Each line below should be reproduced without any alteration.

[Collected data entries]
══════

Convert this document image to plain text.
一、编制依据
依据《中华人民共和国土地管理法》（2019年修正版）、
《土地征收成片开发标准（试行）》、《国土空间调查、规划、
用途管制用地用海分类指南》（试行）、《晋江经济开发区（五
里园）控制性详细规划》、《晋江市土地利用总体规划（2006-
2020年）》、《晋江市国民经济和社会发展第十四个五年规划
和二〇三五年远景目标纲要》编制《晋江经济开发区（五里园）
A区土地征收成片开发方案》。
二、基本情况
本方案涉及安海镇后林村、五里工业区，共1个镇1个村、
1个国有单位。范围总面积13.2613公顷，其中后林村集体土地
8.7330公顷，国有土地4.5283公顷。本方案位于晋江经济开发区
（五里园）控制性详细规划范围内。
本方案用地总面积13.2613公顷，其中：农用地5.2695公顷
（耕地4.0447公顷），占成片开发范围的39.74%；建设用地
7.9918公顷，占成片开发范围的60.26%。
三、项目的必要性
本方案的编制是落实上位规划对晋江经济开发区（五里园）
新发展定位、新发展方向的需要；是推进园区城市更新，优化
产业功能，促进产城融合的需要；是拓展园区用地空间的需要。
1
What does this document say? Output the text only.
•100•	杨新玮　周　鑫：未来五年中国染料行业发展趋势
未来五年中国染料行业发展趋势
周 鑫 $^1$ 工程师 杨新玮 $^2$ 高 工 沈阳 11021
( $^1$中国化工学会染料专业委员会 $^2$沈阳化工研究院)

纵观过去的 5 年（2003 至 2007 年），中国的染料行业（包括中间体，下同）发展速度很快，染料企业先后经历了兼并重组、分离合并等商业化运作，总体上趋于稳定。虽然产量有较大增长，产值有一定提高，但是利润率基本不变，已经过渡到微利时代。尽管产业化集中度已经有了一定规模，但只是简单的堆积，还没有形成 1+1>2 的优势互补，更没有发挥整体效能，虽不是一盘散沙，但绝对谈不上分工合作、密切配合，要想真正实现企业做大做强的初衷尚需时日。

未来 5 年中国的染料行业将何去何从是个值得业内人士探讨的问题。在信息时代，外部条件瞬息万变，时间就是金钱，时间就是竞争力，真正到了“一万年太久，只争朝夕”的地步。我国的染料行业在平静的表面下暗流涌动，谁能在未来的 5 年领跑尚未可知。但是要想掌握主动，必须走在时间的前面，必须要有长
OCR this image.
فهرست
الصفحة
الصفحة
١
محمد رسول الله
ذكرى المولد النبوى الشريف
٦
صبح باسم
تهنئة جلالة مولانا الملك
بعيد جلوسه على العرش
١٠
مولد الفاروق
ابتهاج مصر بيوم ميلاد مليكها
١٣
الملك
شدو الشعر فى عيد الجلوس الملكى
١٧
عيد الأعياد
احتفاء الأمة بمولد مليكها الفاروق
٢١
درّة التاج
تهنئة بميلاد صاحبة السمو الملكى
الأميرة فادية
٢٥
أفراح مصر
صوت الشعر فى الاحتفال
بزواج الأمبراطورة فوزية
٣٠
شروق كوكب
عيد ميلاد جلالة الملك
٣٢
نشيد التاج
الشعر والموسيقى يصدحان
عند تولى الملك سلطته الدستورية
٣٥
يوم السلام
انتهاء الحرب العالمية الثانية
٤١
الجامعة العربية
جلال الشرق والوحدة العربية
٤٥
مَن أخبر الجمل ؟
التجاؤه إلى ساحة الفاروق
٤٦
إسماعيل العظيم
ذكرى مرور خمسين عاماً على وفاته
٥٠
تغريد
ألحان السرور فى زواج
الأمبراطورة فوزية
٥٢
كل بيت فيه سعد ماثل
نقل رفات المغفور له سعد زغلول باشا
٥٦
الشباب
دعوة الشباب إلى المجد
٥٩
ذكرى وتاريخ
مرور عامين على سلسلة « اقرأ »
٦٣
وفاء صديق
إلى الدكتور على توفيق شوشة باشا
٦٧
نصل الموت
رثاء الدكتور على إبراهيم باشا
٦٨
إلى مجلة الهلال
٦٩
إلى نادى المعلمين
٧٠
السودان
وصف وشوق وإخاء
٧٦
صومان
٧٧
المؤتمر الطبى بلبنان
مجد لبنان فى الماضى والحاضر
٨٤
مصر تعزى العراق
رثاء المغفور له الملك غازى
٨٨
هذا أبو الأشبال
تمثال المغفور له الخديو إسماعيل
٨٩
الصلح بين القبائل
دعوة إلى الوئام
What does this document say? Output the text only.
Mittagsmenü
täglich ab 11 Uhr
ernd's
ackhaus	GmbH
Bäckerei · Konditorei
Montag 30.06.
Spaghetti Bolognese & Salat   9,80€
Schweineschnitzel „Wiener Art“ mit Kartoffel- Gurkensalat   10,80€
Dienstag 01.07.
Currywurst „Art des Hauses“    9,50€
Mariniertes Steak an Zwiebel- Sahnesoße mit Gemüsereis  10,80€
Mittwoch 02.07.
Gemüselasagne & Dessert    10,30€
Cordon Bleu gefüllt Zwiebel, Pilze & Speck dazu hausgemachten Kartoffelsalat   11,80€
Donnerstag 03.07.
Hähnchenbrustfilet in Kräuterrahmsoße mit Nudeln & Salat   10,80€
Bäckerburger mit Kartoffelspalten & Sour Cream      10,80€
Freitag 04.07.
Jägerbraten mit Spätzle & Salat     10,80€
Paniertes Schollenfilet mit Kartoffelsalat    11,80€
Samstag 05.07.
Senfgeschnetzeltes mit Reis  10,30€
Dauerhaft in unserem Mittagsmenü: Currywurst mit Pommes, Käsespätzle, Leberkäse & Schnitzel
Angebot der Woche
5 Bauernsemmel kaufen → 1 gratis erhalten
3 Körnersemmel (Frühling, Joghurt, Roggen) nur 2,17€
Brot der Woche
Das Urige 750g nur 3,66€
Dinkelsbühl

══════

• **Output of the task**:
Convert this document image to plain text.
一、编制依据
依据《中华人民共和国土地管理法》（2019年修正版）、
《土地征收成片开发标准（试行）》、《国土空间调查、规划、
用途管制用地用海分类指南》（试行）、《晋江经济开发区（五
里园）控制性详细规划》、《晋江市土地利用总体规划（2006-
2020年）》、《晋江市国民经济和社会发展第十四个五年规划
和二〇三五年远景目标纲要》编制《晋江经济开发区（五里园）
A区土地征收成片开发方案》。
二、基本情况
本方案涉及安海镇后林村、五里工业区，共1个镇1个村、
1个国有单位。范围总面积13.2613公顷，其中后林村集体土地
8.7330公顷，国有土地4.5283公顷。本方案位于晋江经济开发区
（五里园）控制性详细规划范围内。
本方案用地总面积13.2613公顷，其中：农用地5.2695公顷
（耕地4.0447公顷），占成片开发范围的39.74%；建设用地
7.9918公顷，占成片开发范围的60.26%。
三、项目的必要性
本方案的编制是落实上位规划对晋江经济开发区（五里园）
新发展定位、新发展方向的需要；是推进园区城市更新，优化
产业功能，促进产城融合的需要；是拓展园区用地空间的需要。
1
What does this document say? Output the text only.
•100•	杨新玮　周　鑫：未来五年中国染料行业发展趋势
未来五年中国染料行业发展趋势
周 鑫 $^1$ 工程师 杨新玮 $^2$ 高 工 沈阳 11021
( $^1$中国化工学会染料专业委员会 $^2$沈阳化工研究院)

纵观过去的 5 年（2003 至 2007 年），中国的染料行业（包括中间体，下同）发展速度很快，染料企业先后经历了兼并重组、分离合并等商业化运作，总体上趋于稳定。虽然产量有较大增长，产值有一定提高，但是利润率基本不变，已经过渡到微利时代。尽管产业化集中度已经有了一定规模，但只是简单的堆积，还没有形成 1+1>2 的优势互补，更没有发挥整体效能，虽不是一盘散沙，但绝对谈不上分工合作、密切配合，要想真正实现企业做大做强的初衷尚需时日。

未来 5 年中国的染料行业将何去何从是个值得业内人士探讨的问题。在信息时代，外部条件瞬息万变，时间就是金钱，时间就是竞争力，真正到了“一万年太久，只争朝夕”的地步。我国的染料行业在平静的表面下暗流涌动，谁能在未来的 5 年领跑尚未可知。但是要想掌握主动，必须走在时间的前面，必须要有长
OCR this image.
فهرست
الصفحة
الصفحة
١
محمد رسول الله
ذكرى المولد النبوى الشريف
٦
صبح باسم
تهنئة جلالة مولانا الملك
بعيد جلوسه على العرش
١٠
مولد الفاروق
ابتهاج مصر بيوم ميلاد مليكها
١٣
الملك
شدو الشعر فى عيد الجلوس الملكى
١٧
عيد الأعياد
احتفاء الأمة بمولد مليكها الفاروق
٢١
درّة التاج
تهنئة بميلاد صاحبة السمو الملكى
الأميرة فادية
٢٥
أفراح مصر
صوت الشعر فى الاحتفال
بزواج الأمبراطورة فوزية
٣٠
شروق كوكب
عيد ميلاد جلالة الملك
٣٢
نشيد التاج
الشعر والموسيقى يصدحان
عند تولى الملك سلطته الدستورية
٣٥
يوم السلام
انتهاء الحرب العالمية الثانية
٤١
الجامعة العربية
جلال الشرق والوحدة العربية
٤٥
مَن أخبر الجمل ؟
التجاؤه إلى ساحة الفاروق
٤٦
إسماعيل العظيم
ذكرى مرور خمسين عاماً على وفاته
٥٠
تغريد
ألحان السرور فى زواج
الأمبراطورة فوزية
٥٢
كل بيت فيه سعد ماثل
نقل رفات المغفور له سعد زغلول باشا
٥٦
الشباب
دعوة الشباب إلى المجد
٥٩
ذكرى وتاريخ
مرور عامين على سلسلة « اقرأ »
٦٣
وفاء صديق
إلى الدكتور على توفيق شوشة باشا
٦٧
نصل الموت
رثاء الدكتور على إبراهيم باشا
٦٨
إلى مجلة الهلال
٦٩
إلى نادى المعلمين
٧٠
السودان
وصف وشوق وإخاء
٧٦
صومان
٧٧
المؤتمر الطبى بلبنان
مجد لبنان فى الماضى والحاضر
٨٤
مصر تعزى العراق
رثاء المغفور له الملك غازى
٨٨
هذا أبو الأشبال
تمثال المغفور له الخديو إسماعيل
٨٩
الصلح بين القبائل
دعوة إلى الوئام
What does this document say? Output the text only.
Mittagsmenü
täglich ab 11 Uhr
ernd's
ackhaus	GmbH
Bäckerei · Konditorei
Montag 30.06.
Spaghetti Bolognese & Salat   9,80€
Schweineschnitzel „Wiener Art“ mit Kartoffel- Gurkensalat   10,80€
Dienstag 01.07.
Currywurst „Art des Hauses“    9,50€
Mariniertes Steak an Zwiebel- Sahnesoße mit Gemüsereis  10,80€
Mittwoch 02.07.
Gemüselasagne & Dessert    10,30€
Cordon Bleu gefüllt Zwiebel, Pilze & Speck dazu hausgemachten Kartoffelsalat   11,80€
Donnerstag 03.07.
Hähnchenbrustfilet in Kräuterrahmsoße mit Nudeln & Salat   10,80€
Bäckerburger mit Kartoffelspalten & Sour Cream      10,80€
Freitag 04.07.
Jägerbraten mit Spätzle & Salat     10,80€
Paniertes Schollenfilet mit Kartoffelsalat    11,80€
Samstag 05.07.
Senfgeschnetzeltes mit Reis  10,30€
Dauerhaft in unserem Mittagsmenü: Currywurst mit Pommes, Käsespätzle, Leberkäse & Schnitzel
Angebot der Woche
5 Bauernsemmel kaufen → 1 gratis erhalten
3 Körnersemmel (Frühling, Joghurt, Roggen) nur 2,17€
Brot der Woche
Das Urige 750g nur 3,66€
Dinkelsbühl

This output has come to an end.